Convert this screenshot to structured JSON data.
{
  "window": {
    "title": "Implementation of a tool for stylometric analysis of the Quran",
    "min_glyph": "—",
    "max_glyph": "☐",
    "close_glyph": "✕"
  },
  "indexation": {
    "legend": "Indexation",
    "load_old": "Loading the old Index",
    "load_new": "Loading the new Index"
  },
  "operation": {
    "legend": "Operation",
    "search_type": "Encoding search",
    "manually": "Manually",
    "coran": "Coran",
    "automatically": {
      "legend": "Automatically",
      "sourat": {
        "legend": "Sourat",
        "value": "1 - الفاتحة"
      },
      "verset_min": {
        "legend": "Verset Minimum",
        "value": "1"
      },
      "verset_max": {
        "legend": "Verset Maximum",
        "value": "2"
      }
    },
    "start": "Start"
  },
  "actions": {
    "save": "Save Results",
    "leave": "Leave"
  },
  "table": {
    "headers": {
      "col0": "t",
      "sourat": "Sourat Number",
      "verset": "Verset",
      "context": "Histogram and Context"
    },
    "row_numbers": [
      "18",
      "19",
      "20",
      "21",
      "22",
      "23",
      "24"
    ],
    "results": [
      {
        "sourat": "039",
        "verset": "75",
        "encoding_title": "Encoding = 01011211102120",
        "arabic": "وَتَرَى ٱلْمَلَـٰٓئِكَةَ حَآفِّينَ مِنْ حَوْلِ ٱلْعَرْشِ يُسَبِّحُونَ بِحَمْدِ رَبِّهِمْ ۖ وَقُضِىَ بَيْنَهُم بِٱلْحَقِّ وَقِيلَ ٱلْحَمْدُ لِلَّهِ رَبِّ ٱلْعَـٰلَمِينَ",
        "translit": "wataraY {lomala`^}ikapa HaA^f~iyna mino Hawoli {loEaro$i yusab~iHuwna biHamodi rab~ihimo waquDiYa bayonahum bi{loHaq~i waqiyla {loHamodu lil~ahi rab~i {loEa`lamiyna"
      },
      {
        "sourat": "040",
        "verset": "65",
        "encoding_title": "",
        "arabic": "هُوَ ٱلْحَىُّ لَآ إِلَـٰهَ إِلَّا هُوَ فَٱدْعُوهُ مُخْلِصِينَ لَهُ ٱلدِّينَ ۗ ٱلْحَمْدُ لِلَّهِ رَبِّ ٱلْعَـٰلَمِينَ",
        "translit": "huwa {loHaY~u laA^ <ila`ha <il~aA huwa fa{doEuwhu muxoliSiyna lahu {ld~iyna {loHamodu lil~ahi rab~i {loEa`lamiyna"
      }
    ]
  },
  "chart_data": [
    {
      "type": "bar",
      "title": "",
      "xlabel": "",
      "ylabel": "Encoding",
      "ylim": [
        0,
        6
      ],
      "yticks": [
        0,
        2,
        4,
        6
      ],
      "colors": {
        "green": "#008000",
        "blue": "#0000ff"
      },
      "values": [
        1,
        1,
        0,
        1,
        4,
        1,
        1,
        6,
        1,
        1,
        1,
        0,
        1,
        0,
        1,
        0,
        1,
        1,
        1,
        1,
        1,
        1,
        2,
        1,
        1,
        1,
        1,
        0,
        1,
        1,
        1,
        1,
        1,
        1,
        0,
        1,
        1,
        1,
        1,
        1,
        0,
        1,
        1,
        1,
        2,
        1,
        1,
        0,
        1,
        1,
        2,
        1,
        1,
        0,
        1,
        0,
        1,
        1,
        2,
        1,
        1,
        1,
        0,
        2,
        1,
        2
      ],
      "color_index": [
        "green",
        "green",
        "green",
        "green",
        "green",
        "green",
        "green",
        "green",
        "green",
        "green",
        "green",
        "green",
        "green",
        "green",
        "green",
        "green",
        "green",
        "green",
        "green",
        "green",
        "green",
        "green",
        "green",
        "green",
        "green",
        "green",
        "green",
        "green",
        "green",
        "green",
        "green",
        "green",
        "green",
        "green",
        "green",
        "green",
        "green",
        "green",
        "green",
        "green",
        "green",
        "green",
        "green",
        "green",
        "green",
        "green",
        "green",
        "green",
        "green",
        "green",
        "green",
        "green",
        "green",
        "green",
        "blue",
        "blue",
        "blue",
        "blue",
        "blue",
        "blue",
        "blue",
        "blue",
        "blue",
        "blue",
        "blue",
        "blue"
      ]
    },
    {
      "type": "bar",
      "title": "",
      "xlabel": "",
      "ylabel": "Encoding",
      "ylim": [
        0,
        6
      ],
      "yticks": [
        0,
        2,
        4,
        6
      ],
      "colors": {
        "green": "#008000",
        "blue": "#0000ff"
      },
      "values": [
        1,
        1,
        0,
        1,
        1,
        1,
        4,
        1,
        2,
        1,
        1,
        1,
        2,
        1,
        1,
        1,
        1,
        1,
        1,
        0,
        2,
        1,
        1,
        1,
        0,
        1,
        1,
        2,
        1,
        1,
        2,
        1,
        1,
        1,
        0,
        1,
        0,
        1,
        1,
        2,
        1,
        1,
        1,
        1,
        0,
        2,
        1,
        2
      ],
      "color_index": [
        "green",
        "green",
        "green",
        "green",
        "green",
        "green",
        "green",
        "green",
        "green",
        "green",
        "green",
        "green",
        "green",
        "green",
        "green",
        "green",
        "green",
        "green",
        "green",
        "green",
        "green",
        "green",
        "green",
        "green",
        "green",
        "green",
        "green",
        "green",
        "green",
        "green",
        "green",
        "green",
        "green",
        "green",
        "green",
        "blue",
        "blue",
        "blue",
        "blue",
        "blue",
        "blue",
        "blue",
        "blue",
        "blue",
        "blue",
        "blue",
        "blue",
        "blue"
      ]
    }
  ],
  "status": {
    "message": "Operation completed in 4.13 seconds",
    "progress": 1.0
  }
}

=-=-=-=-=

SET PROBLEM: Write the listing out again, exactly as it reads.

FINAL RESULT:
Convert this screenshot to structured JSON data.
{
  "window": {
    "title": "Implementation of a tool for stylometric analysis of the Quran",
    "min_glyph": "—",
    "max_glyph": "☐",
    "close_glyph": "✕"
  },
  "indexation": {
    "legend": "Indexation",
    "load_old": "Loading the old Index",
    "load_new": "Loading the new Index"
  },
  "operation": {
    "legend": "Operation",
    "search_type": "Encoding search",
    "manually": "Manually",
    "coran": "Coran",
    "automatically": {
      "legend": "Automatically",
      "sourat": {
        "legend": "Sourat",
        "value": "1 - الفاتحة"
      },
      "verset_min": {
        "legend": "Verset Minimum",
        "value": "1"
      },
      "verset_max": {
        "legend": "Verset Maximum",
        "value": "2"
      }
    },
    "start": "Start"
  },
  "actions": {
    "save": "Save Results",
    "leave": "Leave"
  },
  "table": {
    "headers": {
      "col0": "t",
      "sourat": "Sourat Number",
      "verset": "Verset",
      "context": "Histogram and Context"
    },
    "row_numbers": [
      "18",
      "19",
      "20",
      "21",
      "22",
      "23",
      "24"
    ],
    "results": [
      {
        "sourat": "039",
        "verset": "75",
        "encoding_title": "Encoding = 01011211102120",
        "arabic": "وَتَرَى ٱلْمَلَـٰٓئِكَةَ حَآفِّينَ مِنْ حَوْلِ ٱلْعَرْشِ يُسَبِّحُونَ بِحَمْدِ رَبِّهِمْ ۖ وَقُضِىَ بَيْنَهُم بِٱلْحَقِّ وَقِيلَ ٱلْحَمْدُ لِلَّهِ رَبِّ ٱلْعَـٰلَمِينَ",
        "translit": "wataraY {lomala`^}ikapa HaA^f~iyna mino Hawoli {loEaro$i yusab~iHuwna biHamodi rab~ihimo waquDiYa bayonahum bi{loHaq~i waqiyla {loHamodu lil~ahi rab~i {loEa`lamiyna"
      },
      {
        "sourat": "040",
        "verset": "65",
        "encoding_title": "",
        "arabic": "هُوَ ٱلْحَىُّ لَآ إِلَـٰهَ إِلَّا هُوَ فَٱدْعُوهُ مُخْلِصِينَ لَهُ ٱلدِّينَ ۗ ٱلْحَمْدُ لِلَّهِ رَبِّ ٱلْعَـٰلَمِينَ",
        "translit": "huwa {loHaY~u laA^ <ila`ha <il~aA huwa fa{doEuwhu muxoliSiyna lahu {ld~iyna {loHamodu lil~ahi rab~i {loEa`lamiyna"
      }
    ]
  },
  "chart_data": [
    {
      "type": "bar",
      "title": "",
      "xlabel": "",
      "ylabel": "Encoding",
      "ylim": [
        0,
        6
      ],
      "yticks": [
        0,
        2,
        4,
        6
      ],
      "colors": {
        "green": "#008000",
        "blue": "#0000ff"
      },
      "values": [
        1,
        1,
        0,
        1,
        4,
        1,
        1,
        6,
        1,
        1,
        1,
        0,
        1,
        0,
        1,
        0,
        1,
        1,
        1,
        1,
        1,
        1,
        2,
        1,
        1,
        1,
        1,
        0,
        1,
        1,
        1,
        1,
        1,
        1,
        0,
        1,
        1,
        1,
        1,
        1,
        0,
        1,
        1,
        1,
        2,
        1,
        1,
        0,
        1,
        1,
        2,
        1,
        1,
        0,
        1,
        0,
        1,
        1,
        2,
        1,
        1,
        1,
        0,
        2,
        1,
        2
      ],
      "color_index": [
        "green",
        "green",
        "green",
        "green",
        "green",
        "green",
        "green",
        "green",
        "green",
        "green",
        "green",
        "green",
        "green",
        "green",
        "green",
        "green",
        "green",
        "green",
        "green",
        "green",
        "green",
        "green",
        "green",
        "green",
        "green",
        "green",
        "green",
        "green",
        "green",
        "green",
        "green",
        "green",
        "green",
        "green",
        "green",
        "green",
        "green",
        "green",
        "green",
        "green",
        "green",
        "green",
        "green",
        "green",
        "green",
        "green",
        "green",
        "green",
        "green",
        "green",
        "green",
        "green",
        "green",
        "green",
        "blue",
        "blue",
        "blue",
        "blue",
        "blue",
        "blue",
        "blue",
        "blue",
        "blue",
        "blue",
        "blue",
        "blue"
      ]
    },
    {
      "type": "bar",
      "title": "",
      "xlabel": "",
      "ylabel": "Encoding",
      "ylim": [
        0,
        6
      ],
      "yticks": [
        0,
        2,
        4,
        6
      ],
      "colors": {
        "green": "#008000",
        "blue": "#0000ff"
      },
      "values": [
        1,
        1,
        0,
        1,
        1,
        1,
        4,
        1,
        2,
        1,
        1,
        1,
        2,
        1,
        1,
        1,
        1,
        1,
        1,
        0,
        2,
        1,
        1,
        1,
        0,
        1,
        1,
        2,
        1,
        1,
        2,
        1,
        1,
        1,
        0,
        1,
        0,
        1,
        1,
        2,
        1,
        1,
        1,
        1,
        0,
        2,
        1,
        2
      ],
      "color_index": [
        "green",
        "green",
        "green",
        "green",
        "green",
        "green",
        "green",
        "green",
        "green",
        "green",
        "green",
        "green",
        "green",
        "green",
        "green",
        "green",
        "green",
        "green",
        "green",
        "green",
        "green",
        "green",
        "green",
        "green",
        "green",
        "green",
        "green",
        "green",
        "green",
        "green",
        "green",
        "green",
        "green",
        "green",
        "green",
        "blue",
        "blue",
        "blue",
        "blue",
        "blue",
        "blue",
        "blue",
        "blue",
        "blue",
        "blue",
        "blue",
        "blue",
        "blue"
      ]
    }
  ],
  "status": {
    "message": "Operation completed in 4.13 seconds",
    "progress": 1.0
  }
}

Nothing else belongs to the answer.